Extract each line bearing the word "أمام".

-- Start --

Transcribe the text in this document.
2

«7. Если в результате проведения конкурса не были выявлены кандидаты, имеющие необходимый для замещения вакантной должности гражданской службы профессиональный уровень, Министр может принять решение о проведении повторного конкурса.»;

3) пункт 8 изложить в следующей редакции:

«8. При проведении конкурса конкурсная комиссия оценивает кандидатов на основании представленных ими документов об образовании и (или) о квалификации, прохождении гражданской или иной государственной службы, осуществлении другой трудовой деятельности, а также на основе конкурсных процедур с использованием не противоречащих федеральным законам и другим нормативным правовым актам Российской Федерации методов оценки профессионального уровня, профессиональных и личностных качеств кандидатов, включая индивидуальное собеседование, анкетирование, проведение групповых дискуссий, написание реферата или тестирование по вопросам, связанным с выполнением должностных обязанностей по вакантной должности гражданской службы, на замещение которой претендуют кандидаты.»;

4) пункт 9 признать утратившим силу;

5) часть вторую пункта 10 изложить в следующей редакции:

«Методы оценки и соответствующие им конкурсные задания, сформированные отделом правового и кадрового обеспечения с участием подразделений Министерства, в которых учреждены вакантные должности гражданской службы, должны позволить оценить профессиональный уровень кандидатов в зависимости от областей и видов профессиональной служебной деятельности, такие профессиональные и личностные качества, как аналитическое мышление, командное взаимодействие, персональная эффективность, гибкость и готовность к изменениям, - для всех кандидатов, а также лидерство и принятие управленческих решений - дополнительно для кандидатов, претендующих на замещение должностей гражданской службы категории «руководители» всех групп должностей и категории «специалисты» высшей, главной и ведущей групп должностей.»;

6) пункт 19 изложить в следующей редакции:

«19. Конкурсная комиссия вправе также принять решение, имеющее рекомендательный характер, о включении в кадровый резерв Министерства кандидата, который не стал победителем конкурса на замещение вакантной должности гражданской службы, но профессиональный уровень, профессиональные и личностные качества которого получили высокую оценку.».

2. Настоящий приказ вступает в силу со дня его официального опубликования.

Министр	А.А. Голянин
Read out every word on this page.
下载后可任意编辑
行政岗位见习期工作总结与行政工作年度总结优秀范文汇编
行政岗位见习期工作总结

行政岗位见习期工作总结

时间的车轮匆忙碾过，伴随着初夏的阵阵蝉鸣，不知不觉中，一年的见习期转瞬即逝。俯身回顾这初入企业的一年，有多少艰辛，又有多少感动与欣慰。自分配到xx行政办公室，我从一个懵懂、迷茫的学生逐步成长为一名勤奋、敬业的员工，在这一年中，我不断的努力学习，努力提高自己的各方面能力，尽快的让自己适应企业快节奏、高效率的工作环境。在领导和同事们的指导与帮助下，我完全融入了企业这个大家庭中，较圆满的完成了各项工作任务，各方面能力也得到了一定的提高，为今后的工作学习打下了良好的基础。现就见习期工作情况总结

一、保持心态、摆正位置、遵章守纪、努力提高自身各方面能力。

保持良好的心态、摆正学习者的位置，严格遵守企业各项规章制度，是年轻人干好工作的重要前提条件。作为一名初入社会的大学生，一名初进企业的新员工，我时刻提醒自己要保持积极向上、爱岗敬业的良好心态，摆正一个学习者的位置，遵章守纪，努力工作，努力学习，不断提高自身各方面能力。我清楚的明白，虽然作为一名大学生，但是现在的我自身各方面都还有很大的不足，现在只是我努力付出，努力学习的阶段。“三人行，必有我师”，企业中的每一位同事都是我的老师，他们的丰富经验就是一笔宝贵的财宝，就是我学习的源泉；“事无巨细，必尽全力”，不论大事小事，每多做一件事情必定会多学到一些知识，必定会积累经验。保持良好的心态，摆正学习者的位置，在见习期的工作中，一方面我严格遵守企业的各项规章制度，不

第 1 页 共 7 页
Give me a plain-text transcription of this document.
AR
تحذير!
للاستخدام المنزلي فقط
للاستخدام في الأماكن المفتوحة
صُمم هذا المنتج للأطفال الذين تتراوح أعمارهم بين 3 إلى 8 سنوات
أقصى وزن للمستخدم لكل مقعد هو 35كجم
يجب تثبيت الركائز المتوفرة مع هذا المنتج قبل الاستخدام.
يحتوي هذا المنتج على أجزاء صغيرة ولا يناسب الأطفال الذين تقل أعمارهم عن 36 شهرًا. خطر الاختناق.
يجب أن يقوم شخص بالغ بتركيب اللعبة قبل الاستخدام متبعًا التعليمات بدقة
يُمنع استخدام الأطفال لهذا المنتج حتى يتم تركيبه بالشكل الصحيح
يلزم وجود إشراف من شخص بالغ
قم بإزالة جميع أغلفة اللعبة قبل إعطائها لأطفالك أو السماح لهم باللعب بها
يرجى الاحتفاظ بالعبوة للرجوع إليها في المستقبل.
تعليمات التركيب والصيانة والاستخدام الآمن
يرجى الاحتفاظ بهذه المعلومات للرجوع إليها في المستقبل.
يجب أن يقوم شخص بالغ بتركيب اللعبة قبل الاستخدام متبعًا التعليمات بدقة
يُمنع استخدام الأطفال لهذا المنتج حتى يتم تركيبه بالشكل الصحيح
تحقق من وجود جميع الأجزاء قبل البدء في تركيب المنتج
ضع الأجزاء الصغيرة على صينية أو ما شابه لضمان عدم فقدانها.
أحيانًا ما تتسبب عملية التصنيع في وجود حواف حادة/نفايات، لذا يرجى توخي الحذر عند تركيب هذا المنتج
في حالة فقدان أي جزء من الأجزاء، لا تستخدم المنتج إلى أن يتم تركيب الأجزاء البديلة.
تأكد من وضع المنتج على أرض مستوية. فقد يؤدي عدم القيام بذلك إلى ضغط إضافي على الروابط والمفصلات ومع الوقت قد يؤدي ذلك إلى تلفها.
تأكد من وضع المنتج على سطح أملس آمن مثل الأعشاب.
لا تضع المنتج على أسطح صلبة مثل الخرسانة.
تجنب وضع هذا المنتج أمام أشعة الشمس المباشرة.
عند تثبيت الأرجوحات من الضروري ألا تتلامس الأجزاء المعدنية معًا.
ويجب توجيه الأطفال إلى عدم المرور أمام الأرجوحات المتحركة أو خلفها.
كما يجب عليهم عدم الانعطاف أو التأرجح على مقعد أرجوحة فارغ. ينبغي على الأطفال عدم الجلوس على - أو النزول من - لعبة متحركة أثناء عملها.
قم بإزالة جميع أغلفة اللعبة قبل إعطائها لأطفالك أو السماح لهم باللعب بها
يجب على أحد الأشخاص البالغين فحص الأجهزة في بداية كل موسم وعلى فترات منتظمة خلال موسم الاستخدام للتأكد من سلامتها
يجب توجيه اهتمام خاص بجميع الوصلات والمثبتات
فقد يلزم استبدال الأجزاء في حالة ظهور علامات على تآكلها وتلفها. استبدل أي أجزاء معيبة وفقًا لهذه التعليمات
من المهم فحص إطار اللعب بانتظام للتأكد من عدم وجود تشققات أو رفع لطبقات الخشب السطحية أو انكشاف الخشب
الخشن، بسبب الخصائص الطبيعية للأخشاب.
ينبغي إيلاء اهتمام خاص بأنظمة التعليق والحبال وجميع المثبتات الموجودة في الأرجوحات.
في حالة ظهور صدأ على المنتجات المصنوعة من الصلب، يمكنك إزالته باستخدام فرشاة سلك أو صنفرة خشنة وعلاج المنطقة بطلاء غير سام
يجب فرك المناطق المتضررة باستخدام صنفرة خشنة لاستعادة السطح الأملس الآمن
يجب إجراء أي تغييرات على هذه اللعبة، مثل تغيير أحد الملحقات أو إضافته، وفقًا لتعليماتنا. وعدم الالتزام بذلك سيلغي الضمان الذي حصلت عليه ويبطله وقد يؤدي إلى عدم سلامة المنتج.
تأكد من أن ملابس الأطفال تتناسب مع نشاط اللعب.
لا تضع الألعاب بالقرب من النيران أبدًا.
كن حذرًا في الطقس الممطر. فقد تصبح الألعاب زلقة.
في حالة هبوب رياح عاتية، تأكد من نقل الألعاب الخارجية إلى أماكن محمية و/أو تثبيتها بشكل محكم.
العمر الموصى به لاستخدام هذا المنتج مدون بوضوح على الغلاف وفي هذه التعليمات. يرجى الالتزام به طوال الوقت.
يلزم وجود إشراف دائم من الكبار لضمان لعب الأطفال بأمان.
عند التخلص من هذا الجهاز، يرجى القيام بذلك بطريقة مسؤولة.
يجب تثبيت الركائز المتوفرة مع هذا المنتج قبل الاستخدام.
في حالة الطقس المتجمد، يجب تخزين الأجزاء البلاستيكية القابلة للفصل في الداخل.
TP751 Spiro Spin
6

-- End --

**WRITTEN ANSWER**
تجنب وضع هذا المنتج أمام أشعة الشمس المباشرة.
ويجب توجيه الأطفال إلى عدم المرور أمام الأرجوحات المتحركة أو خلفها.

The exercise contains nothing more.